#### [TASK OBJECTIVE]
In the listing below, pick out lines with "整脏治乱".

#### [PROVIDED MATERIAL]
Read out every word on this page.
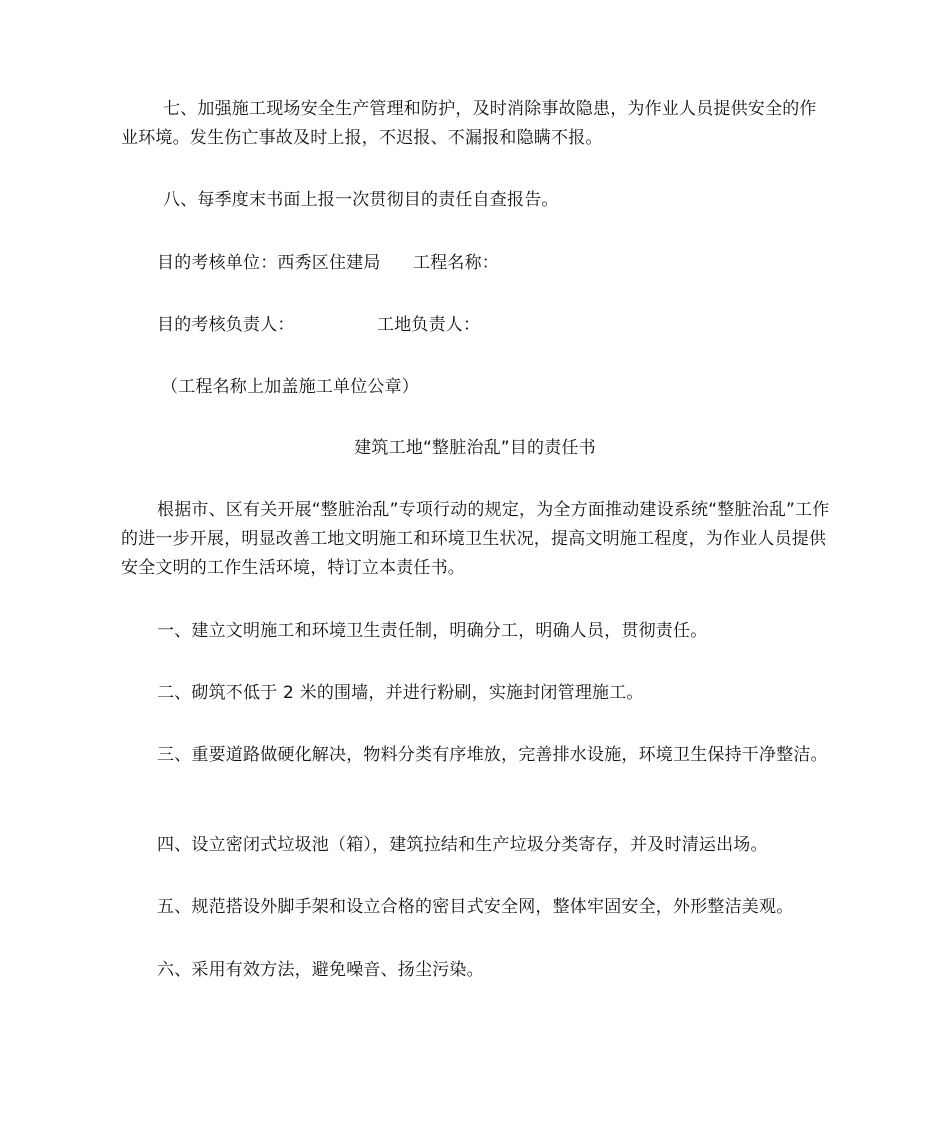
七、加强施工现场安全生产管理和防护，及时消除事故隐患，为作业人员提供安全的作业环境。发生伤亡事故及时上报，不迟报、不漏报和隐瞒不报。
八、每季度末书面上报一次贯彻目的责任自查报告。
目的考核单位：西秀区住建局 工程名称：
目的考核负责人：	工地负责人：
（工程名称上加盖施工单位公章）
建筑工地“整脏治乱”目的责任书
根据市、区有关开展“整脏治乱”专项行动的规定，为全方面推动建设系统“整脏治乱”工作的进一步开展，明显改善工地文明施工和环境卫生状况，提高文明施工程度，为作业人员提供安全文明的工作生活环境，特订立本责任书。
一、建立文明施工和环境卫生责任制，明确分工，明确人员，贯彻责任。
二、砌筑不低于 2 米的围墙，并进行粉刷，实施封闭管理施工。
三、重要道路做硬化解决，物料分类有序堆放，完善排水设施，环境卫生保持干净整洁。
四、设立密闭式垃圾池（箱），建筑拉结和生产垃圾分类寄存，并及时清运出场。
五、规范搭设外脚手架和设立合格的密目式安全网，整体牢固安全，外形整洁美观。
六、采用有效方法，避免噪音、扬尘污染。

#### [THE ANSWER]
建筑工地“整脏治乱”目的责任书
根据市、区有关开展“整脏治乱”专项行动的规定，为全方面推动建设系统“整脏治乱”工作的进一步开展，明显改善工地文明施工和环境卫生状况，提高文明施工程度，为作业人员提供安全文明的工作生活环境，特订立本责任书。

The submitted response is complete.